## [PROBLEM]
Copy every line of the material below word for word, leaving out any pictures.

## [PROVIDED RECORDS]
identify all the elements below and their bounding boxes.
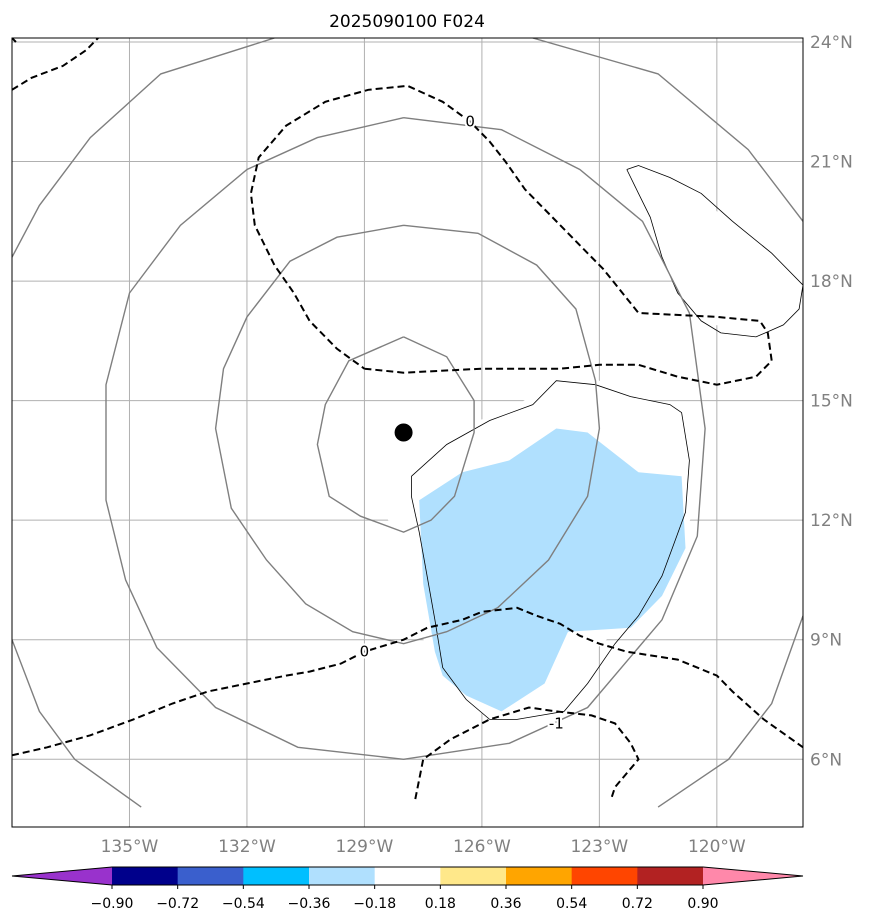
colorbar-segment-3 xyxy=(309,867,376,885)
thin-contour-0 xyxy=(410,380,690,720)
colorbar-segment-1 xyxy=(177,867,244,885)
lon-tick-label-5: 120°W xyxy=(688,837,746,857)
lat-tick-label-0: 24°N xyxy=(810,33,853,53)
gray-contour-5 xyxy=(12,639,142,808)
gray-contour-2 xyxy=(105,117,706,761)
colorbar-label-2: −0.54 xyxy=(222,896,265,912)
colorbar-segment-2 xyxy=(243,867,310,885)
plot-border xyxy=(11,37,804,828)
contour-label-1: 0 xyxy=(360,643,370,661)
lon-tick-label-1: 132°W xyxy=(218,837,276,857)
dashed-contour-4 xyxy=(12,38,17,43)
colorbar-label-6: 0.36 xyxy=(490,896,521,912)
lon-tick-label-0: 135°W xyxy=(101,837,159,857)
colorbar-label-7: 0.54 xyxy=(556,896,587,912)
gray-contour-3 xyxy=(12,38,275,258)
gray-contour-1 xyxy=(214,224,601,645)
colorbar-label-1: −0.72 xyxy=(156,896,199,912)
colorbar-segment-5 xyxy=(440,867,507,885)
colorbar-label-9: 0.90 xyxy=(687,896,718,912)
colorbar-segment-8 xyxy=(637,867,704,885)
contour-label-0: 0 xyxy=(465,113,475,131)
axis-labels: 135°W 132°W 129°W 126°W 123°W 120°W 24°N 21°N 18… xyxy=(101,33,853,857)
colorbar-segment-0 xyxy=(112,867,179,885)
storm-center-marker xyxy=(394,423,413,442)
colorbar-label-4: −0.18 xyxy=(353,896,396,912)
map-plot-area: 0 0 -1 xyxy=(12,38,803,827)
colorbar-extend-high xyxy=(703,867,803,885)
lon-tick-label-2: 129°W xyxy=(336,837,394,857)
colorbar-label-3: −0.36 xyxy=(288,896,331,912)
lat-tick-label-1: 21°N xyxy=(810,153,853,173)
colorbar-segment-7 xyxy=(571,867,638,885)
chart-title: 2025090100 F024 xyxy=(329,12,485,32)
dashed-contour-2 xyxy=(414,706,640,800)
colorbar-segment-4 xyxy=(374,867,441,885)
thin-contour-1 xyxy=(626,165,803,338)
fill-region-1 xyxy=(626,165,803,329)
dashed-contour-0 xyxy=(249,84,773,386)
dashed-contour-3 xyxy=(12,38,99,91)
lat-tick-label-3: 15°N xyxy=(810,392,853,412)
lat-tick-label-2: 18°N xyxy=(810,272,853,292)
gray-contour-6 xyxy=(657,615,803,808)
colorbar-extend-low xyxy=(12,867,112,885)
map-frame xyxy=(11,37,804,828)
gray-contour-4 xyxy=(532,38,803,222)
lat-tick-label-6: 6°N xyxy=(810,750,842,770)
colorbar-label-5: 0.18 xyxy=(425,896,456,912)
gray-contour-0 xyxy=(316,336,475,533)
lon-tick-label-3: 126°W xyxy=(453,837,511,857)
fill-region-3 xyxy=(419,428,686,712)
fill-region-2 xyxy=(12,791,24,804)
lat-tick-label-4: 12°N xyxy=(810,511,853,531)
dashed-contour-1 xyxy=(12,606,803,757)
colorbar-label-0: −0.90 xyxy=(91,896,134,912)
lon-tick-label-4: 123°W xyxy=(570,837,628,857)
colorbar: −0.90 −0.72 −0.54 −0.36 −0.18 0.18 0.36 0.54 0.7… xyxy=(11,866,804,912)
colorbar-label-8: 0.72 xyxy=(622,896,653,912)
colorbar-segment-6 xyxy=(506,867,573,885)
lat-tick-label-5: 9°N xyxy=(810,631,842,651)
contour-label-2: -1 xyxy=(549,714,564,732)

## [REPLY TO THE TASK]
identify all the elements below and their bounding boxes.
colorbar-segment-3 xyxy=(309,867,376,885)
thin-contour-0 xyxy=(410,380,690,720)
colorbar-segment-1 xyxy=(177,867,244,885)
lon-tick-label-5: 120°W xyxy=(688,837,746,857)
lat-tick-label-0: 24°N xyxy=(810,33,853,53)
gray-contour-5 xyxy=(12,639,142,808)
gray-contour-2 xyxy=(105,117,706,761)
colorbar-label-2: −0.54 xyxy=(222,896,265,912)
colorbar-segment-2 xyxy=(243,867,310,885)
plot-border xyxy=(11,37,804,828)
contour-label-1: 0 xyxy=(360,643,370,661)
lon-tick-label-1: 132°W xyxy=(218,837,276,857)
dashed-contour-4 xyxy=(12,38,17,43)
colorbar-label-6: 0.36 xyxy=(490,896,521,912)
lon-tick-label-0: 135°W xyxy=(101,837,159,857)
colorbar-label-7: 0.54 xyxy=(556,896,587,912)
gray-contour-3 xyxy=(12,38,275,258)
gray-contour-1 xyxy=(214,224,601,645)
colorbar-label-1: −0.72 xyxy=(156,896,199,912)
colorbar-segment-5 xyxy=(440,867,507,885)
colorbar-label-9: 0.90 xyxy=(687,896,718,912)
colorbar-segment-8 xyxy=(637,867,704,885)
contour-label-0: 0 xyxy=(465,113,475,131)
axis-labels: 135°W 132°W 129°W 126°W 123°W 120°W 24°N 21°N 18… xyxy=(101,33,853,857)
colorbar-segment-0 xyxy=(112,867,179,885)
storm-center-marker xyxy=(394,423,413,442)
colorbar-label-4: −0.18 xyxy=(353,896,396,912)
map-plot-area: 0 0 -1 xyxy=(12,38,803,827)
colorbar-extend-high xyxy=(703,867,803,885)
lon-tick-label-2: 129°W xyxy=(336,837,394,857)
colorbar-label-3: −0.36 xyxy=(288,896,331,912)
lat-tick-label-1: 21°N xyxy=(810,153,853,173)
colorbar-segment-7 xyxy=(571,867,638,885)
chart-title: 2025090100 F024 xyxy=(329,12,485,32)
dashed-contour-2 xyxy=(414,706,640,800)
colorbar-segment-4 xyxy=(374,867,441,885)
thin-contour-1 xyxy=(626,165,803,338)
fill-region-1 xyxy=(626,165,803,329)
dashed-contour-0 xyxy=(249,84,773,386)
dashed-contour-3 xyxy=(12,38,99,91)
lat-tick-label-3: 15°N xyxy=(810,392,853,412)
lat-tick-label-2: 18°N xyxy=(810,272,853,292)
gray-contour-6 xyxy=(657,615,803,808)
colorbar-extend-low xyxy=(12,867,112,885)
map-frame xyxy=(11,37,804,828)
gray-contour-4 xyxy=(532,38,803,222)
lat-tick-label-6: 6°N xyxy=(810,750,842,770)
colorbar-label-5: 0.18 xyxy=(425,896,456,912)
gray-contour-0 xyxy=(316,336,475,533)
lon-tick-label-3: 126°W xyxy=(453,837,511,857)
fill-region-3 xyxy=(419,428,686,712)
fill-region-2 xyxy=(12,791,24,804)
lat-tick-label-4: 12°N xyxy=(810,511,853,531)
dashed-contour-1 xyxy=(12,606,803,757)
colorbar-label-0: −0.90 xyxy=(91,896,134,912)
lon-tick-label-4: 123°W xyxy=(570,837,628,857)
colorbar: −0.90 −0.72 −0.54 −0.36 −0.18 0.18 0.36 0.54 0.7… xyxy=(11,866,804,912)
colorbar-label-8: 0.72 xyxy=(622,896,653,912)
colorbar-segment-6 xyxy=(506,867,573,885)
lat-tick-label-5: 9°N xyxy=(810,631,842,651)
contour-label-2: -1 xyxy=(549,714,564,732)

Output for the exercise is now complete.